> [Given request]
Copy out every line exactly, passing over the pictures.

> [Excerpted records]
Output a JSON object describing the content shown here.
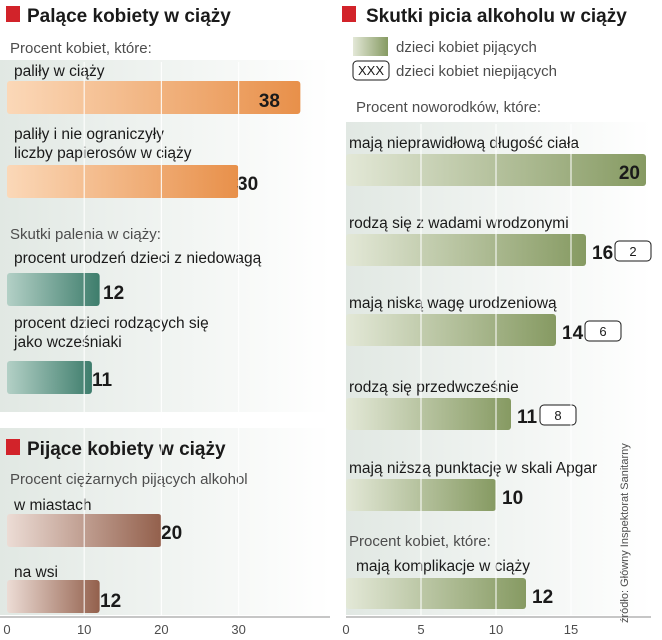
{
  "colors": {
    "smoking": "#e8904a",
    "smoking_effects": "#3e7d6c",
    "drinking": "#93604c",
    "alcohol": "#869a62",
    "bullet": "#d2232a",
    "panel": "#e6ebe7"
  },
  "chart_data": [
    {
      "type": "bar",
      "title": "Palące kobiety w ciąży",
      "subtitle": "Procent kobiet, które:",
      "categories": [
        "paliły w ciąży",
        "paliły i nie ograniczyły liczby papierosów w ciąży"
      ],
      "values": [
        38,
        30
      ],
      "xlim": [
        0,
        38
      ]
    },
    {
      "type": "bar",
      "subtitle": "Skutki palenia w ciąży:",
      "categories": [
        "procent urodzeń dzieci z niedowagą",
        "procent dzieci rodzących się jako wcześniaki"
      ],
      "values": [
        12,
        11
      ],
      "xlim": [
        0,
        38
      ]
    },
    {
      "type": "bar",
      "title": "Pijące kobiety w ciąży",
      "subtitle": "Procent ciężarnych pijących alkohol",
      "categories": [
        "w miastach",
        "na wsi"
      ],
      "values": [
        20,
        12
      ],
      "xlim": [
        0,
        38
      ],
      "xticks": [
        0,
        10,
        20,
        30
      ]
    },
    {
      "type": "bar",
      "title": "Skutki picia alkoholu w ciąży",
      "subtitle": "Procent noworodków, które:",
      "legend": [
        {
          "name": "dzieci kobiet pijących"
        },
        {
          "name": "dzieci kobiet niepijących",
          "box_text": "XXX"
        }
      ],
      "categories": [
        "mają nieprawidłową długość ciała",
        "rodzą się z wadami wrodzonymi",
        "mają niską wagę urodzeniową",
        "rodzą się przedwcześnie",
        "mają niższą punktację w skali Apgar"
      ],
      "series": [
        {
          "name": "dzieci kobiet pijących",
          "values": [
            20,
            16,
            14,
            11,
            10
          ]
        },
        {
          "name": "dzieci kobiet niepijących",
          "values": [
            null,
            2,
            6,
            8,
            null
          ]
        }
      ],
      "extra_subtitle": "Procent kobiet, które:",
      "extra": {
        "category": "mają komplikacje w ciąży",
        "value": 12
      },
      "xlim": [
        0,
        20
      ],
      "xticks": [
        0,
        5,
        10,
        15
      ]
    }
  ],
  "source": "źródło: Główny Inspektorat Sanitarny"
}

> [Final result]
Output a JSON object describing the content shown here.
{
  "colors": {
    "smoking": "#e8904a",
    "smoking_effects": "#3e7d6c",
    "drinking": "#93604c",
    "alcohol": "#869a62",
    "bullet": "#d2232a",
    "panel": "#e6ebe7"
  },
  "chart_data": [
    {
      "type": "bar",
      "title": "Palące kobiety w ciąży",
      "subtitle": "Procent kobiet, które:",
      "categories": [
        "paliły w ciąży",
        "paliły i nie ograniczyły liczby papierosów w ciąży"
      ],
      "values": [
        38,
        30
      ],
      "xlim": [
        0,
        38
      ]
    },
    {
      "type": "bar",
      "subtitle": "Skutki palenia w ciąży:",
      "categories": [
        "procent urodzeń dzieci z niedowagą",
        "procent dzieci rodzących się jako wcześniaki"
      ],
      "values": [
        12,
        11
      ],
      "xlim": [
        0,
        38
      ]
    },
    {
      "type": "bar",
      "title": "Pijące kobiety w ciąży",
      "subtitle": "Procent ciężarnych pijących alkohol",
      "categories": [
        "w miastach",
        "na wsi"
      ],
      "values": [
        20,
        12
      ],
      "xlim": [
        0,
        38
      ],
      "xticks": [
        0,
        10,
        20,
        30
      ]
    },
    {
      "type": "bar",
      "title": "Skutki picia alkoholu w ciąży",
      "subtitle": "Procent noworodków, które:",
      "legend": [
        {
          "name": "dzieci kobiet pijących"
        },
        {
          "name": "dzieci kobiet niepijących",
          "box_text": "XXX"
        }
      ],
      "categories": [
        "mają nieprawidłową długość ciała",
        "rodzą się z wadami wrodzonymi",
        "mają niską wagę urodzeniową",
        "rodzą się przedwcześnie",
        "mają niższą punktację w skali Apgar"
      ],
      "series": [
        {
          "name": "dzieci kobiet pijących",
          "values": [
            20,
            16,
            14,
            11,
            10
          ]
        },
        {
          "name": "dzieci kobiet niepijących",
          "values": [
            null,
            2,
            6,
            8,
            null
          ]
        }
      ],
      "extra_subtitle": "Procent kobiet, które:",
      "extra": {
        "category": "mają komplikacje w ciąży",
        "value": 12
      },
      "xlim": [
        0,
        20
      ],
      "xticks": [
        0,
        5,
        10,
        15
      ]
    }
  ],
  "source": "źródło: Główny Inspektorat Sanitarny"
}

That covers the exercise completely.